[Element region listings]
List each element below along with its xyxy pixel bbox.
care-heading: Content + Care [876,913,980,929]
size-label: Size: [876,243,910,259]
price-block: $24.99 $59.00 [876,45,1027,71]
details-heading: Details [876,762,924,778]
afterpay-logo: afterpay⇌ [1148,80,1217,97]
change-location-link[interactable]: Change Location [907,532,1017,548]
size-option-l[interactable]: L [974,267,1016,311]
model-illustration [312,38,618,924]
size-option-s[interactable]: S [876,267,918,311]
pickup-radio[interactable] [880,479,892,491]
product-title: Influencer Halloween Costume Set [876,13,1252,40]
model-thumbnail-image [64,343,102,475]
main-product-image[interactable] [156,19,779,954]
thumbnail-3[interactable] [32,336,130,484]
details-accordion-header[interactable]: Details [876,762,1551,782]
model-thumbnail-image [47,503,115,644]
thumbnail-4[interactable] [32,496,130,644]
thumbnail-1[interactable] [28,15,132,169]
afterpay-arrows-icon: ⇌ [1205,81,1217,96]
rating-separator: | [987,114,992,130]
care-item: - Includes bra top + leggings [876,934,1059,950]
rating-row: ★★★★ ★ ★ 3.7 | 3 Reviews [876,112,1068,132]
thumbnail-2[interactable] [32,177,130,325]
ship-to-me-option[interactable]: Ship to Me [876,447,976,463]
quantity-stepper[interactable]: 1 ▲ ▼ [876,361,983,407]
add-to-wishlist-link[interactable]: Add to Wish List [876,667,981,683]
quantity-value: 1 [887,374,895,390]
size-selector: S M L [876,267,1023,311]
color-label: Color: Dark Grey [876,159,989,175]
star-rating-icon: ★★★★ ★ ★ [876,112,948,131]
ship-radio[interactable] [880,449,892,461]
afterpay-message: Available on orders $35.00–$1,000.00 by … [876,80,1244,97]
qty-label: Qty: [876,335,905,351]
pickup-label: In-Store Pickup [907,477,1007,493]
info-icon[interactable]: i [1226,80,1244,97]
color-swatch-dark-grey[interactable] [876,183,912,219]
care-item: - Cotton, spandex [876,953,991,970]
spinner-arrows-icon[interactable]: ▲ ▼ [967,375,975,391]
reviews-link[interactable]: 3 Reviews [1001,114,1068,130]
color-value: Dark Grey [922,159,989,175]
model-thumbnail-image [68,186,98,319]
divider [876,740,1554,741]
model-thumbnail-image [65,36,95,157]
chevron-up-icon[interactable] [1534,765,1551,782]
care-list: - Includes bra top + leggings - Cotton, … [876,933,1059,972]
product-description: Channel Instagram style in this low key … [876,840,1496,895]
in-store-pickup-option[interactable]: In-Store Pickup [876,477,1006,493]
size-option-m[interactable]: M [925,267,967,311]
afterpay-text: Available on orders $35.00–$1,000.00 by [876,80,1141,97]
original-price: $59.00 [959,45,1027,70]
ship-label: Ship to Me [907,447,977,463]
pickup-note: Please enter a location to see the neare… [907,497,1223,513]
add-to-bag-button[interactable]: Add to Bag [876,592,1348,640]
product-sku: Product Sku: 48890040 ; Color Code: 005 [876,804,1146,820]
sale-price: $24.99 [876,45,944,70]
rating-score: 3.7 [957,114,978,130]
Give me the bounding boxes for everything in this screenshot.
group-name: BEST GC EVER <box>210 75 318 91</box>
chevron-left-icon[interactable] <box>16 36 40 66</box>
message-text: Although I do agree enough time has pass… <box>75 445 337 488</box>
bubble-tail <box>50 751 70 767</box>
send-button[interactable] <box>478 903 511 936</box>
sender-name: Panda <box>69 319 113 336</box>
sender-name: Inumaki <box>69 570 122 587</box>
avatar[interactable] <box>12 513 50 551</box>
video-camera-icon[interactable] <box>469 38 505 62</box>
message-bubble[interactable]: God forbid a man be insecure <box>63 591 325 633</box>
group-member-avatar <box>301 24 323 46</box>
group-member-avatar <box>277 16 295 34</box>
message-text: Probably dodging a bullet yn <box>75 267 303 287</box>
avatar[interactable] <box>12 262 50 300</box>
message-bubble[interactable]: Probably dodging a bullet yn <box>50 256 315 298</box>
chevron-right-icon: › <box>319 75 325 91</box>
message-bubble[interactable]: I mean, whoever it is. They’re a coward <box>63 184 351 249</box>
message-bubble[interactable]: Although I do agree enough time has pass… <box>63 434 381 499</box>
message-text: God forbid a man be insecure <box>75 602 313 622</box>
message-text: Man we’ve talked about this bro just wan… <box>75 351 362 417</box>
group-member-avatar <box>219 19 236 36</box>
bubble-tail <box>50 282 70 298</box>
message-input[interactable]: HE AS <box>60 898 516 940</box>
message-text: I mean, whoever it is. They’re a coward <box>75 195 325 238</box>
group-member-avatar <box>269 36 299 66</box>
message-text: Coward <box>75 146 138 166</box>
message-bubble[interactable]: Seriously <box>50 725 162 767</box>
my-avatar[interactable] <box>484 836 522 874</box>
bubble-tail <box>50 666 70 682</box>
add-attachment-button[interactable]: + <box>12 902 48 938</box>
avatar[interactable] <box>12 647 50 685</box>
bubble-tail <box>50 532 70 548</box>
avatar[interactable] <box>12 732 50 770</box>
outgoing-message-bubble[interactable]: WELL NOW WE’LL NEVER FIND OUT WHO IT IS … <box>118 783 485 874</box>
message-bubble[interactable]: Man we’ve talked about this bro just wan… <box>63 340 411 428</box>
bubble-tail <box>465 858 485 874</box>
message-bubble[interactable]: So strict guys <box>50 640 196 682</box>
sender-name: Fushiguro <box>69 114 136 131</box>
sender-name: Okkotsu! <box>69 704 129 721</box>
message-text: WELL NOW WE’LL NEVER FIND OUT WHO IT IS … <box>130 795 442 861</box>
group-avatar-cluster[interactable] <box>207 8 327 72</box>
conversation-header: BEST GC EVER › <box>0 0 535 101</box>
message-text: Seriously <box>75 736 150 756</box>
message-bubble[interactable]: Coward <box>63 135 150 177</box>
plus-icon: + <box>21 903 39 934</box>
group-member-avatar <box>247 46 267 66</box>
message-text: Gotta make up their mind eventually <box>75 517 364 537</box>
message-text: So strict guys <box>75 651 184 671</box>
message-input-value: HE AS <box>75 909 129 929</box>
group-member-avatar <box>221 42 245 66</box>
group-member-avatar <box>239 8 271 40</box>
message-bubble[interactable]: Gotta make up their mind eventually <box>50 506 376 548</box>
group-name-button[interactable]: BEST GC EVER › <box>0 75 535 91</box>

- Exercise prompt -
Reproduce every line of the items above verbatim, with no changes.

- Response below -
List each element below along with its xyxy pixel bbox.
care-heading: Content + Care [876,913,980,929]
size-label: Size: [876,243,910,259]
price-block: $24.99 $59.00 [876,45,1027,71]
details-heading: Details [876,762,924,778]
afterpay-logo: afterpay⇌ [1148,80,1217,97]
change-location-link[interactable]: Change Location [907,532,1017,548]
size-option-l[interactable]: L [974,267,1016,311]
model-illustration [312,38,618,924]
size-option-s[interactable]: S [876,267,918,311]
pickup-radio[interactable] [880,479,892,491]
product-title: Influencer Halloween Costume Set [876,13,1252,40]
model-thumbnail-image [64,343,102,475]
main-product-image[interactable] [156,19,779,954]
thumbnail-3[interactable] [32,336,130,484]
details-accordion-header[interactable]: Details [876,762,1551,782]
model-thumbnail-image [47,503,115,644]
thumbnail-4[interactable] [32,496,130,644]
thumbnail-1[interactable] [28,15,132,169]
afterpay-arrows-icon: ⇌ [1205,81,1217,96]
rating-separator: | [987,114,992,130]
care-item: - Includes bra top + leggings [876,934,1059,950]
rating-row: ★★★★ ★ ★ 3.7 | 3 Reviews [876,112,1068,132]
thumbnail-2[interactable] [32,177,130,325]
ship-to-me-option[interactable]: Ship to Me [876,447,976,463]
quantity-stepper[interactable]: 1 ▲ ▼ [876,361,983,407]
add-to-wishlist-link[interactable]: Add to Wish List [876,667,981,683]
quantity-value: 1 [887,374,895,390]
size-selector: S M L [876,267,1023,311]
color-label: Color: Dark Grey [876,159,989,175]
star-rating-icon: ★★★★ ★ ★ [876,112,948,131]
ship-radio[interactable] [880,449,892,461]
afterpay-message: Available on orders $35.00–$1,000.00 by … [876,80,1244,97]
qty-label: Qty: [876,335,905,351]
pickup-label: In-Store Pickup [907,477,1007,493]
info-icon[interactable]: i [1226,80,1244,97]
color-swatch-dark-grey[interactable] [876,183,912,219]
care-item: - Cotton, spandex [876,953,991,970]
spinner-arrows-icon[interactable]: ▲ ▼ [967,375,975,391]
reviews-link[interactable]: 3 Reviews [1001,114,1068,130]
color-value: Dark Grey [922,159,989,175]
model-thumbnail-image [68,186,98,319]
divider [876,740,1554,741]
model-thumbnail-image [65,36,95,157]
chevron-up-icon[interactable] [1534,765,1551,782]
care-list: - Includes bra top + leggings - Cotton, … [876,933,1059,972]
product-description: Channel Instagram style in this low key … [876,840,1496,895]
in-store-pickup-option[interactable]: In-Store Pickup [876,477,1006,493]
size-option-m[interactable]: M [925,267,967,311]
afterpay-text: Available on orders $35.00–$1,000.00 by [876,80,1141,97]
original-price: $59.00 [959,45,1027,70]
ship-label: Ship to Me [907,447,977,463]
pickup-note: Please enter a location to see the neare… [907,497,1223,513]
add-to-bag-button[interactable]: Add to Bag [876,592,1348,640]
product-sku: Product Sku: 48890040 ; Color Code: 005 [876,804,1146,820]
sale-price: $24.99 [876,45,944,70]
rating-score: 3.7 [957,114,978,130]
Give me the bounding boxes for everything in this screenshot.
group-name: BEST GC EVER <box>210 75 318 91</box>
chevron-left-icon[interactable] <box>16 36 40 66</box>
message-text: Although I do agree enough time has pass… <box>75 445 337 488</box>
bubble-tail <box>50 751 70 767</box>
send-button[interactable] <box>478 903 511 936</box>
sender-name: Panda <box>69 319 113 336</box>
sender-name: Inumaki <box>69 570 122 587</box>
avatar[interactable] <box>12 513 50 551</box>
video-camera-icon[interactable] <box>469 38 505 62</box>
message-bubble[interactable]: God forbid a man be insecure <box>63 591 325 633</box>
group-member-avatar <box>301 24 323 46</box>
group-member-avatar <box>277 16 295 34</box>
message-text: Probably dodging a bullet yn <box>75 267 303 287</box>
avatar[interactable] <box>12 262 50 300</box>
message-bubble[interactable]: Probably dodging a bullet yn <box>50 256 315 298</box>
chevron-right-icon: › <box>319 75 325 91</box>
message-bubble[interactable]: I mean, whoever it is. They’re a coward <box>63 184 351 249</box>
message-bubble[interactable]: Although I do agree enough time has pass… <box>63 434 381 499</box>
message-text: God forbid a man be insecure <box>75 602 313 622</box>
message-text: Man we’ve talked about this bro just wan… <box>75 351 362 417</box>
group-member-avatar <box>219 19 236 36</box>
bubble-tail <box>50 282 70 298</box>
message-input[interactable]: HE AS <box>60 898 516 940</box>
message-text: I mean, whoever it is. They’re a coward <box>75 195 325 238</box>
group-member-avatar <box>269 36 299 66</box>
message-text: Coward <box>75 146 138 166</box>
message-bubble[interactable]: Seriously <box>50 725 162 767</box>
my-avatar[interactable] <box>484 836 522 874</box>
bubble-tail <box>50 666 70 682</box>
add-attachment-button[interactable]: + <box>12 902 48 938</box>
avatar[interactable] <box>12 647 50 685</box>
bubble-tail <box>50 532 70 548</box>
avatar[interactable] <box>12 732 50 770</box>
outgoing-message-bubble[interactable]: WELL NOW WE’LL NEVER FIND OUT WHO IT IS … <box>118 783 485 874</box>
message-bubble[interactable]: Man we’ve talked about this bro just wan… <box>63 340 411 428</box>
bubble-tail <box>465 858 485 874</box>
message-bubble[interactable]: So strict guys <box>50 640 196 682</box>
sender-name: Fushiguro <box>69 114 136 131</box>
sender-name: Okkotsu! <box>69 704 129 721</box>
message-text: WELL NOW WE’LL NEVER FIND OUT WHO IT IS … <box>130 795 442 861</box>
group-avatar-cluster[interactable] <box>207 8 327 72</box>
conversation-header: BEST GC EVER › <box>0 0 535 101</box>
message-text: Seriously <box>75 736 150 756</box>
message-bubble[interactable]: Coward <box>63 135 150 177</box>
plus-icon: + <box>21 903 39 934</box>
group-member-avatar <box>247 46 267 66</box>
message-text: Gotta make up their mind eventually <box>75 517 364 537</box>
message-text: So strict guys <box>75 651 184 671</box>
message-input-value: HE AS <box>75 909 129 929</box>
group-member-avatar <box>221 42 245 66</box>
group-member-avatar <box>239 8 271 40</box>
message-bubble[interactable]: Gotta make up their mind eventually <box>50 506 376 548</box>
group-name-button[interactable]: BEST GC EVER › <box>0 75 535 91</box>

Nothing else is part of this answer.